▸ Exercise description:
Count up the lines in the following listing that hold the word "before", then give only that count.

▸ Dataset entries:
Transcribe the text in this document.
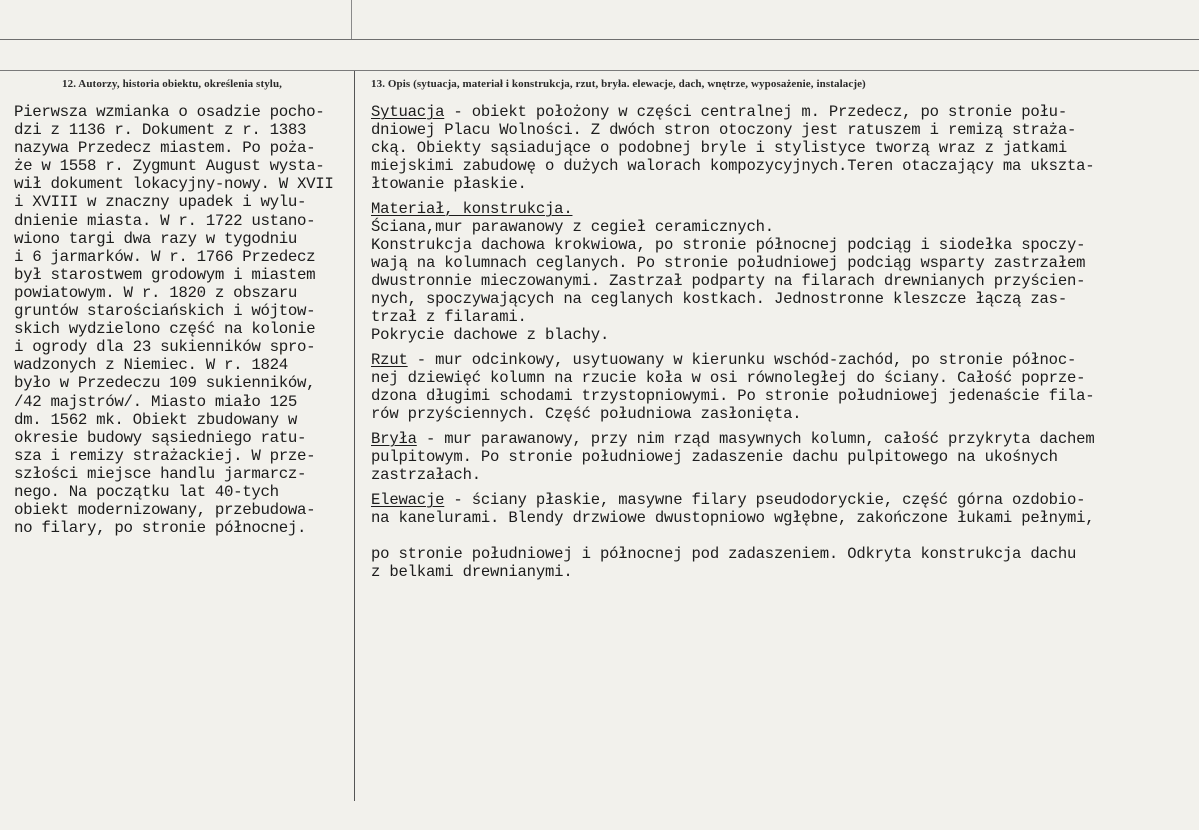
12. Autorzy, historia obiektu, określenia stylu,	13. Opis (sytuacja, materiał i konstrukcja, rzut, bryła. elewacje, dach, wnętrze, wyposażenie, instalacje)
Pierwsza wzmianka o osadzie pocho-
dzi z 1136 r. Dokument z r. 1383
nazywa Przedecz miastem. Po poża-
że w 1558 r. Zygmunt August wysta-
wił dokument lokacyjny-nowy. W XVII
i XVIII w znaczny upadek i wylu-
dnienie miasta. W r. 1722 ustano-
wiono targi dwa razy w tygodniu
i 6 jarmarków. W r. 1766 Przedecz
był starostwem grodowym i miastem
powiatowym. W r. 1820 z obszaru
gruntów starościańskich i wójtow-
skich wydzielono część na kolonie
i ogrody dla 23 sukienników spro-
wadzonych z Niemiec. W r. 1824
było w Przedeczu 109 sukienników,
/42 majstrów/. Miasto miało 125
dm. 1562 mk. Obiekt zbudowany w
okresie budowy sąsiedniego ratu-
sza i remizy strażackiej. W prze-
szłości miejsce handlu jarmarcz-
nego. Na początku lat 40-tych
obiekt modernizowany, przebudowa-
no filary, po stronie północnej.
Sytuacja - obiekt położony w części centralnej m. Przedecz, po stronie połu-
dniowej Placu Wolności. Z dwóch stron otoczony jest ratuszem i remizą straża-
cką. Obiekty sąsiadujące o podobnej bryle i stylistyce tworzą wraz z jatkami
miejskimi zabudowę o dużych walorach kompozycyjnych.Teren otaczający ma uksztа-
łtowanie płaskie.
Materiał, konstrukcja.
Ściana,mur parawanowy z cegieł ceramicznych.
Konstrukcja dachowa krokwiowa, po stronie północnej podciąg i siodełka spoczy-
wają na kolumnach ceglanych. Po stronie południowej podciąg wsparty zastrzałem
dwustronnie mieczowanymi. Zastrzał podparty na filarach drewnianych przyścien-
nych, spoczywających na ceglanych kostkach. Jednostronne kleszcze łączą zas-
trzał z filarami.
Pokrycie dachowe z blachy.
Rzut - mur odcinkowy, usytuowany w kierunku wschód-zachód, po stronie północ-
nej dziewięć kolumn na rzucie koła w osi równoległej do ściany. Całość poprze-
dzona długimi schodami trzystopniowymi. Po stronie południowej jedenaście fila-
rów przyściennych. Część południowa zasłonięta.
Bryła - mur parawanowy, przy nim rząd masywnych kolumn, całość przykryta dachem
pulpitowym. Po stronie południowej zadaszenie dachu pulpitowego na ukośnych
zastrzałach.
Elewacje - ściany płaskie, masywne filary pseudodoryckie, część górna ozdobio-
na kanelurami. Blendy drzwiowe dwustopniowo wgłębne, zakończone łukami pełnymi,

po stronie południowej i północnej pod zadaszeniem. Odkryta konstrukcja dachu
z belkami drewnianymi.
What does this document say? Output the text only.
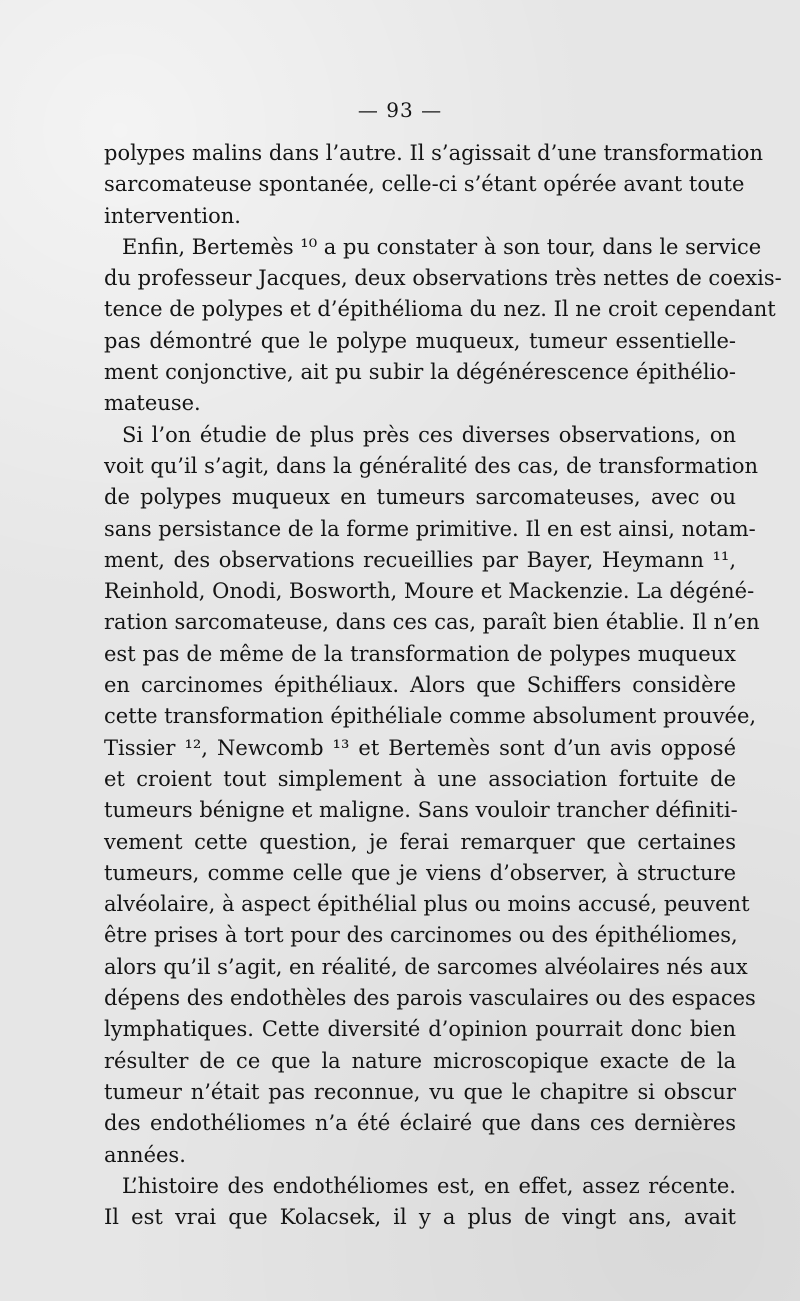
— 93 —
polypes malins dans l’autre. Il s’agissait d’une transformation
sarcomateuse spontanée, celle-ci s’étant opérée avant toute
intervention.
Enfin, Bertemès ¹⁰ a pu constater à son tour, dans le service
du professeur Jacques, deux observations très nettes de coexis-
tence de polypes et d’épithélioma du nez. Il ne croit cependant
pas démontré que le polype muqueux, tumeur essentielle-
ment conjonctive, ait pu subir la dégénérescence épithélio-
mateuse.
Si l’on étudie de plus près ces diverses observations, on
voit qu’il s’agit, dans la généralité des cas, de transformation
de polypes muqueux en tumeurs sarcomateuses, avec ou
sans persistance de la forme primitive. Il en est ainsi, notam-
ment, des observations recueillies par Bayer, Heymann ¹¹,
Reinhold, Onodi, Bosworth, Moure et Mackenzie. La dégéné-
ration sarcomateuse, dans ces cas, paraît bien établie. Il n’en
est pas de même de la transformation de polypes muqueux
en carcinomes épithéliaux. Alors que Schiffers considère
cette transformation épithéliale comme absolument prouvée,
Tissier ¹², Newcomb ¹³ et Bertemès sont d’un avis opposé
et croient tout simplement à une association fortuite de
tumeurs bénigne et maligne. Sans vouloir trancher définiti-
vement cette question, je ferai remarquer que certaines
tumeurs, comme celle que je viens d’observer, à structure
alvéolaire, à aspect épithélial plus ou moins accusé, peuvent
être prises à tort pour des carcinomes ou des épithéliomes,
alors qu’il s’agit, en réalité, de sarcomes alvéolaires nés aux
dépens des endothèles des parois vasculaires ou des espaces
lymphatiques. Cette diversité d’opinion pourrait donc bien
résulter de ce que la nature microscopique exacte de la
tumeur n’était pas reconnue, vu que le chapitre si obscur
des endothéliomes n’a été éclairé que dans ces dernières
années.
L’histoire des endothéliomes est, en effet, assez récente.
Il est vrai que Kolacsek, il y a plus de vingt ans, avait
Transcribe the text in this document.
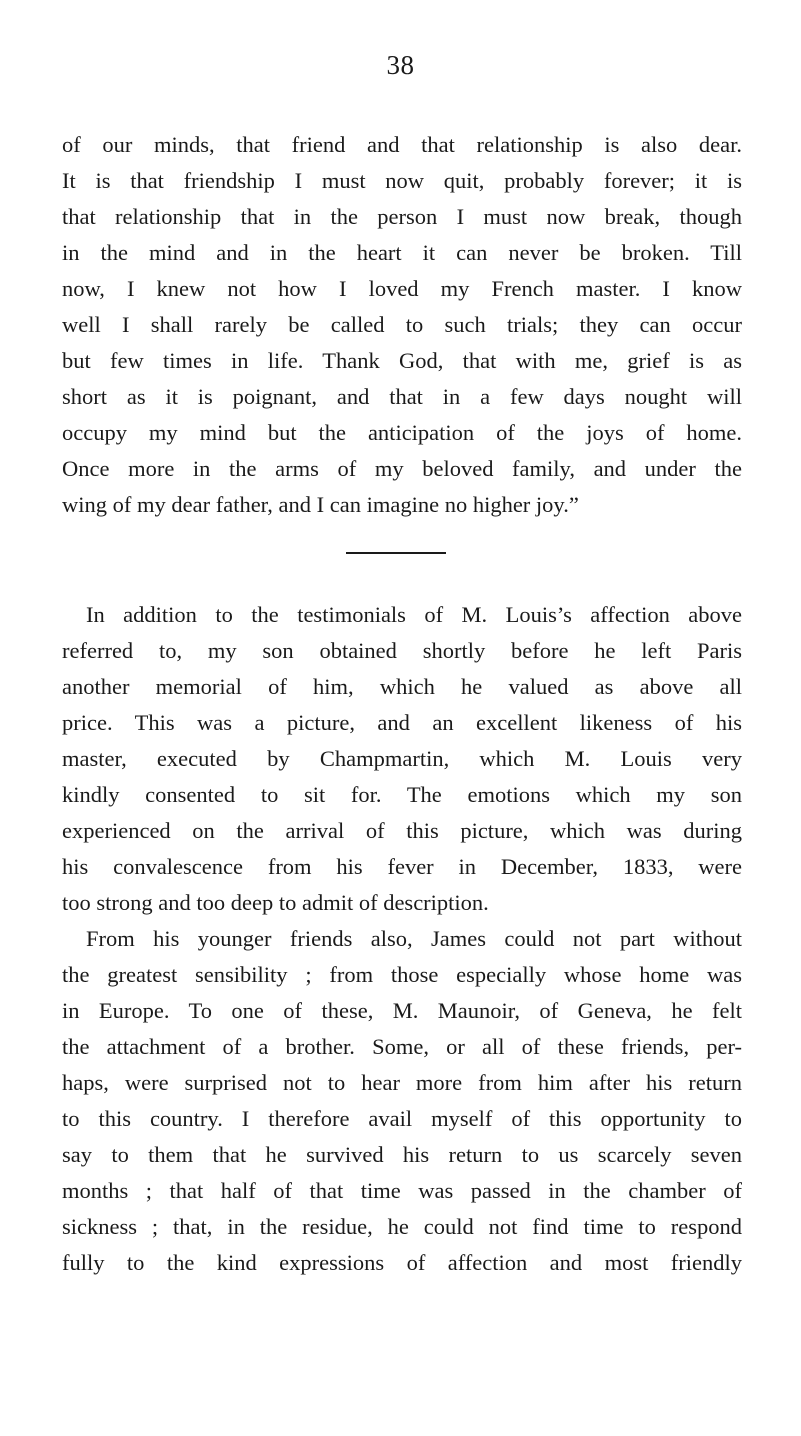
38
of our minds, that friend and that relationship is also dear.
It is that friendship I must now quit, probably forever; it is
that relationship that in the person I must now break, though
in the mind and in the heart it can never be broken. Till
now, I knew not how I loved my French master. I know
well I shall rarely be called to such trials; they can occur
but few times in life. Thank God, that with me, grief is as
short as it is poignant, and that in a few days nought will
occupy my mind but the anticipation of the joys of home.
Once more in the arms of my beloved family, and under the
wing of my dear father, and I can imagine no higher joy.”
In addition to the testimonials of M. Louis’s affection above
referred to, my son obtained shortly before he left Paris
another memorial of him, which he valued as above all
price. This was a picture, and an excellent likeness of his
master, executed by Champmartin, which M. Louis very
kindly consented to sit for. The emotions which my son
experienced on the arrival of this picture, which was during
his convalescence from his fever in December, 1833, were
too strong and too deep to admit of description.
From his younger friends also, James could not part without
the greatest sensibility ; from those especially whose home was
in Europe. To one of these, M. Maunoir, of Geneva, he felt
the attachment of a brother. Some, or all of these friends, per-
haps, were surprised not to hear more from him after his return
to this country. I therefore avail myself of this opportunity to
say to them that he survived his return to us scarcely seven
months ; that half of that time was passed in the chamber of
sickness ; that, in the residue, he could not find time to respond
fully to the kind expressions of affection and most friendly
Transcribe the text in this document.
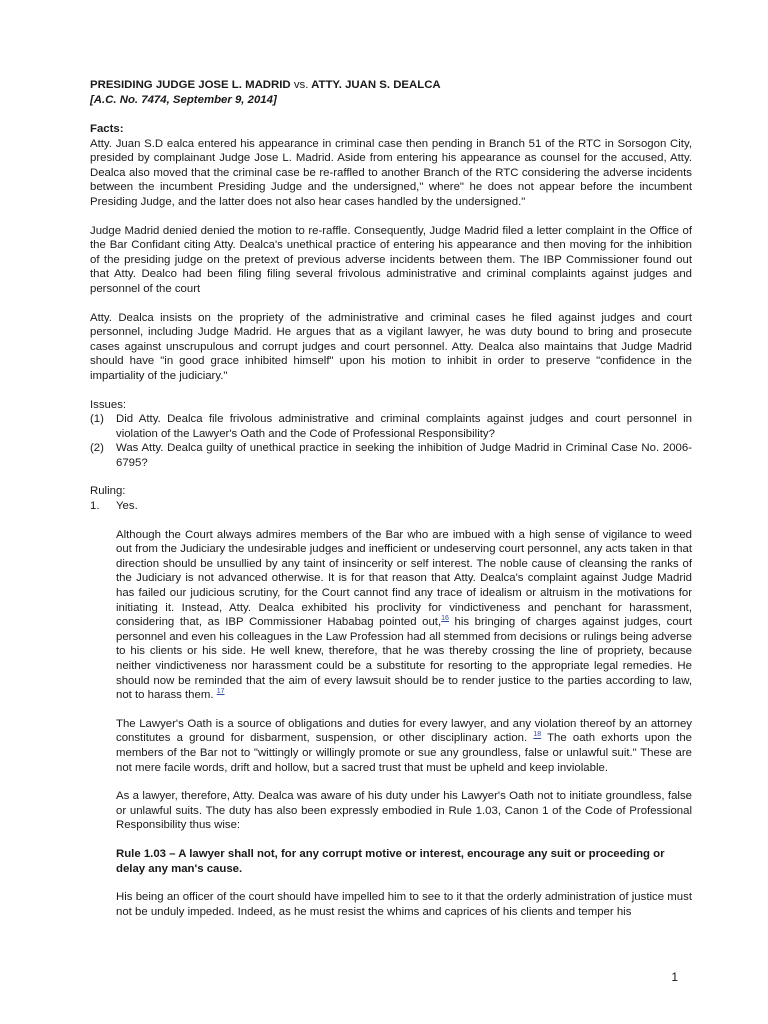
PRESIDING JUDGE JOSE L. MADRID vs. ATTY. JUAN S. DEALCA

[A.C. No. 7474, September 9, 2014]

Facts:

Atty. Juan S.D ealca entered his appearance in criminal case then pending in Branch 51 of the RTC in Sorsogon City, presided by complainant Judge Jose L. Madrid. Aside from entering his appearance as counsel for the accused, Atty. Dealca also moved that the criminal case be re-raffled to another Branch of the RTC considering the adverse incidents between the incumbent Presiding Judge and the undersigned," where" he does not appear before the incumbent Presiding Judge, and the latter does not also hear cases handled by the undersigned."

Judge Madrid denied denied the motion to re-raffle. Consequently, Judge Madrid filed a letter complaint in the Office of the Bar Confidant citing Atty. Dealca's unethical practice of entering his appearance and then moving for the inhibition of the presiding judge on the pretext of previous adverse incidents between them. The IBP Commissioner found out that Atty. Dealco had been filing filing several frivolous administrative and criminal complaints against judges and personnel of the court

Atty. Dealca insists on the propriety of the administrative and criminal cases he filed against judges and court personnel, including Judge Madrid. He argues that as a vigilant lawyer, he was duty bound to bring and prosecute cases against unscrupulous and corrupt judges and court personnel. Atty. Dealca also maintains that Judge Madrid should have "in good grace inhibited himself" upon his motion to inhibit in order to preserve "confidence in the impartiality of the judiciary."

Issues:

(1)	Did Atty. Dealca file frivolous administrative and criminal complaints against judges and court personnel in violation of the Lawyer's Oath and the Code of Professional Responsibility?
(2)	Was Atty. Dealca guilty of unethical practice in seeking the inhibition of Judge Madrid in Criminal Case No. 2006-6795?

Ruling:

1.	Yes.

Although the Court always admires members of the Bar who are imbued with a high sense of vigilance to weed out from the Judiciary the undesirable judges and inefficient or undeserving court personnel, any acts taken in that direction should be unsullied by any taint of insincerity or self interest. The noble cause of cleansing the ranks of the Judiciary is not advanced otherwise. It is for that reason that Atty. Dealca's complaint against Judge Madrid has failed our judicious scrutiny, for the Court cannot find any trace of idealism or altruism in the motivations for initiating it. Instead, Atty. Dealca exhibited his proclivity for vindictiveness and penchant for harassment, considering that, as IBP Commissioner Hababag pointed out,$^{16}$ his bringing of charges against judges, court personnel and even his colleagues in the Law Profession had all stemmed from decisions or rulings being adverse to his clients or his side. He well knew, therefore, that he was thereby crossing the line of propriety, because neither vindictiveness nor harassment could be a substitute for resorting to the appropriate legal remedies. He should now be reminded that the aim of every lawsuit should be to render justice to the parties according to law, not to harass them. $^{17}$

The Lawyer's Oath is a source of obligations and duties for every lawyer, and any violation thereof by an attorney constitutes a ground for disbarment, suspension, or other disciplinary action. $^{18}$ The oath exhorts upon the members of the Bar not to "wittingly or willingly promote or sue any groundless, false or unlawful suit." These are not mere facile words, drift and hollow, but a sacred trust that must be upheld and keep inviolable.

As a lawyer, therefore, Atty. Dealca was aware of his duty under his Lawyer's Oath not to initiate groundless, false or unlawful suits. The duty has also been expressly embodied in Rule 1.03, Canon 1 of the Code of Professional Responsibility thus wise:

Rule 1.03 – A lawyer shall not, for any corrupt motive or interest, encourage any suit or proceeding or delay any man's cause.

His being an officer of the court should have impelled him to see to it that the orderly administration of justice must not be unduly impeded. Indeed, as he must resist the whims and caprices of his clients and temper his

1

▸ Written reply:
2